(Stored data entries)
"""

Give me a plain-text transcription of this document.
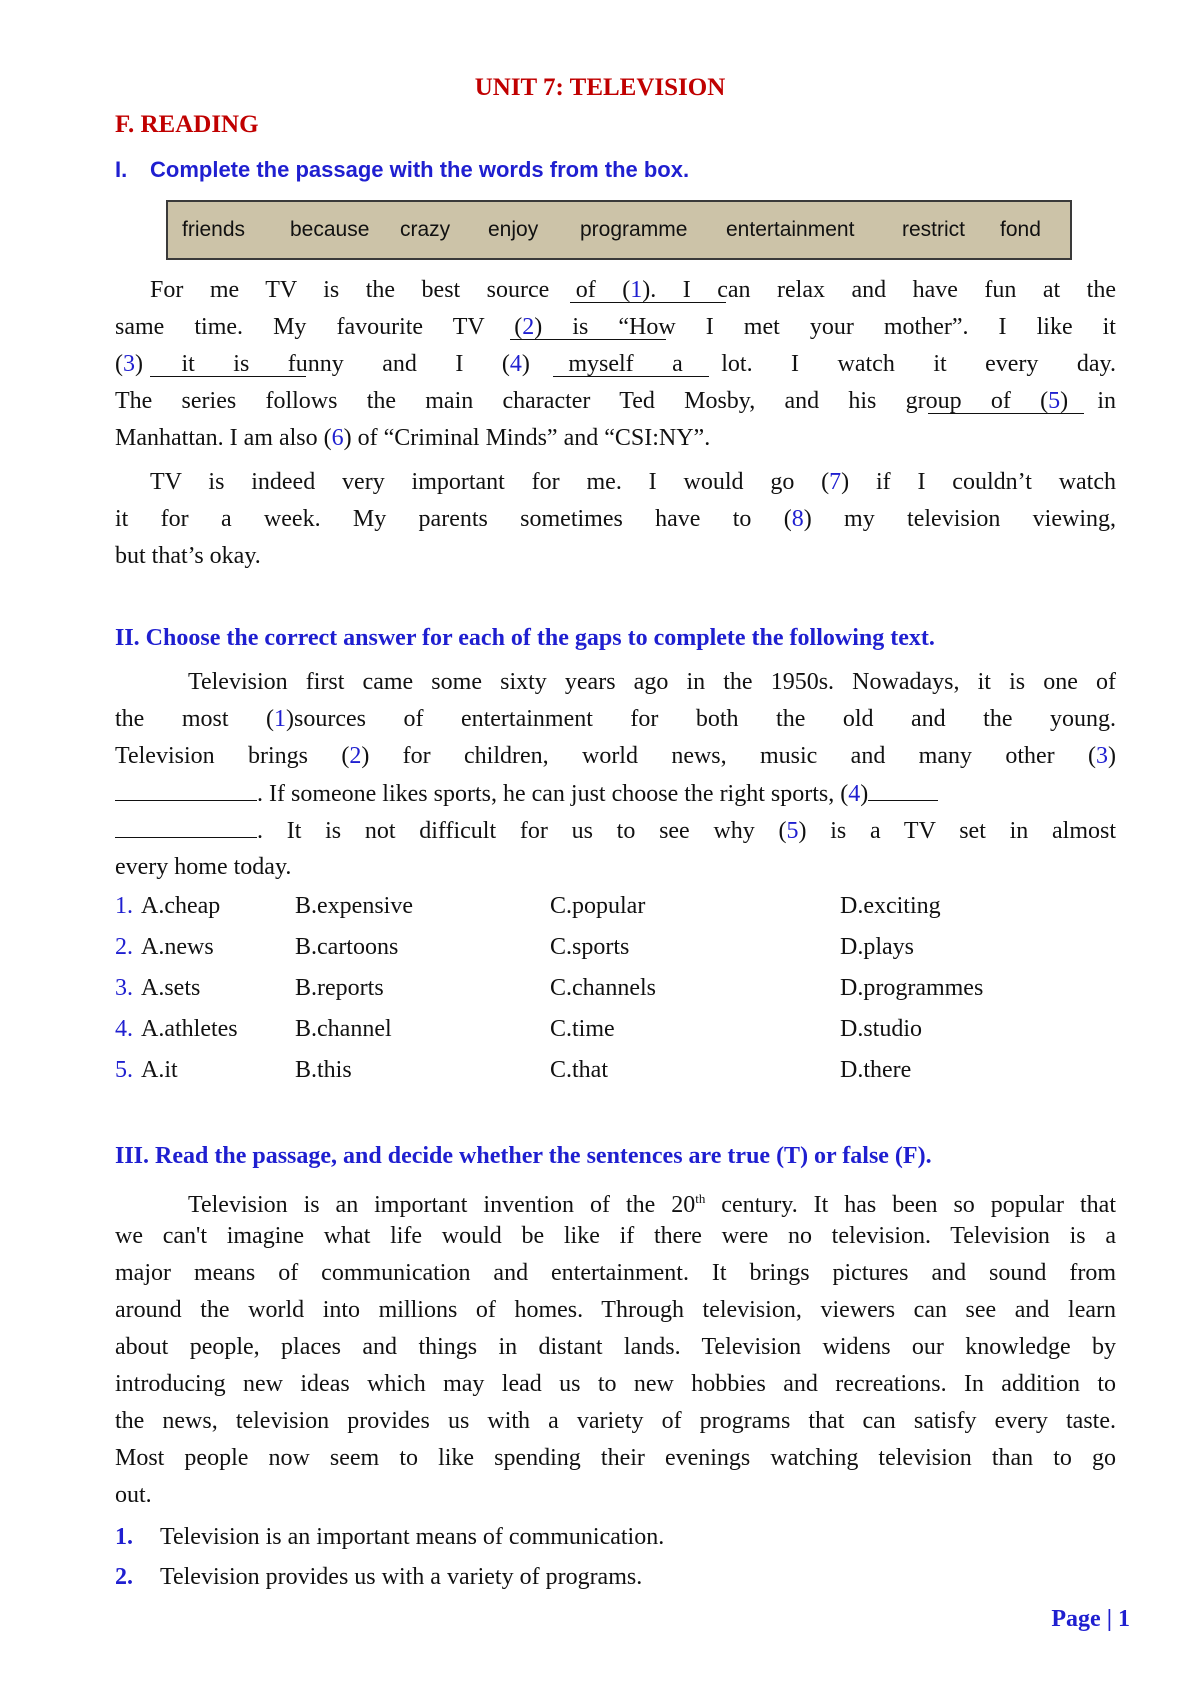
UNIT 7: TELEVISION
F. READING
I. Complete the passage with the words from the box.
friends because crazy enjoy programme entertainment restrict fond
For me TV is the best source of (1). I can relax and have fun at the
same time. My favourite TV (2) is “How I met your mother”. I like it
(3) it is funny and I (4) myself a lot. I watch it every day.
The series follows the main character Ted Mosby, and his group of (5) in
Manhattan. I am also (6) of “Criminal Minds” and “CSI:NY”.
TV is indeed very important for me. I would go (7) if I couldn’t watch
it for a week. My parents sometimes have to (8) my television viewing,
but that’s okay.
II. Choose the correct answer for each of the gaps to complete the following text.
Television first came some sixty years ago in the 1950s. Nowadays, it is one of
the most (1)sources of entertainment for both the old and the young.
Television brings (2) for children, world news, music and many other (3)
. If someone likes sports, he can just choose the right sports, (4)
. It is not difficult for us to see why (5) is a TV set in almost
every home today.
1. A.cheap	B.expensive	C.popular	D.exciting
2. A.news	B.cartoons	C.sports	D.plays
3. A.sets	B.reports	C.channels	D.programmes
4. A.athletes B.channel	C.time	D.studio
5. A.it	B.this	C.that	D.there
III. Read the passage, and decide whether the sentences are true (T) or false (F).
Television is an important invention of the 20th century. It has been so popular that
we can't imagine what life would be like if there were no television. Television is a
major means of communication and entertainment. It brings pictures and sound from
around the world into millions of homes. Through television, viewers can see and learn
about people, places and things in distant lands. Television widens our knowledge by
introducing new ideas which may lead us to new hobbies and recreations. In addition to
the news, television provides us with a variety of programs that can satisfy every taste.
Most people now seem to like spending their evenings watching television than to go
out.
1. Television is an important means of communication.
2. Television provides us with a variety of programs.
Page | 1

"""

Of the lines in the data, how many hold the string "with"? State the number, nothing else.

Output
3